[Data records]
--*--

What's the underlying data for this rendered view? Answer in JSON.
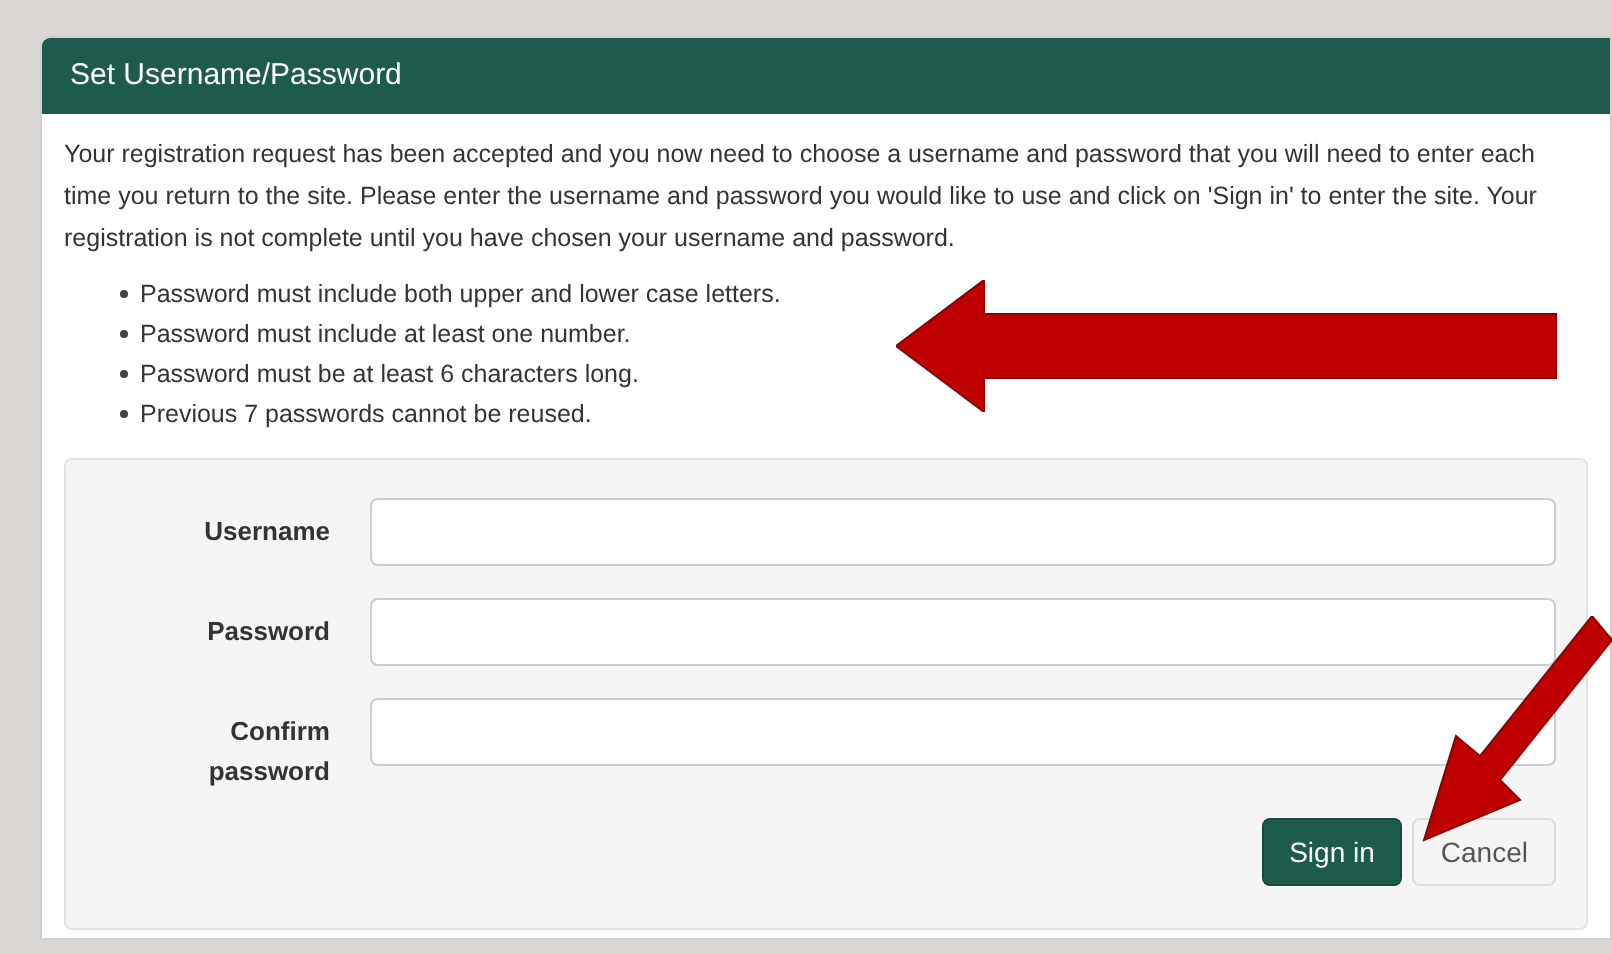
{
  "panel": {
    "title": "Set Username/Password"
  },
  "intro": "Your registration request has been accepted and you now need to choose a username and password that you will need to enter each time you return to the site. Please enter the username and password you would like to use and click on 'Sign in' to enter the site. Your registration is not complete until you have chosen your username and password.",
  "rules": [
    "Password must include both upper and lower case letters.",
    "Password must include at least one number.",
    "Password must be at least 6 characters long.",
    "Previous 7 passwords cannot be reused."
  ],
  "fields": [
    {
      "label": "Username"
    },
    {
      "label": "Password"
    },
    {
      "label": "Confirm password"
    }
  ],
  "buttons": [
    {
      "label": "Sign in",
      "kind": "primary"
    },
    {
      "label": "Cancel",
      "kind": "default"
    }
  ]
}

--*--

### Written task
Images should not appear in the copy; retype the listing above exactly.

### Solution
What's the underlying data for this rendered view? Answer in JSON.
{
  "panel": {
    "title": "Set Username/Password"
  },
  "intro": "Your registration request has been accepted and you now need to choose a username and password that you will need to enter each time you return to the site. Please enter the username and password you would like to use and click on 'Sign in' to enter the site. Your registration is not complete until you have chosen your username and password.",
  "rules": [
    "Password must include both upper and lower case letters.",
    "Password must include at least one number.",
    "Password must be at least 6 characters long.",
    "Previous 7 passwords cannot be reused."
  ],
  "fields": [
    {
      "label": "Username"
    },
    {
      "label": "Password"
    },
    {
      "label": "Confirm password"
    }
  ],
  "buttons": [
    {
      "label": "Sign in",
      "kind": "primary"
    },
    {
      "label": "Cancel",
      "kind": "default"
    }
  ]
}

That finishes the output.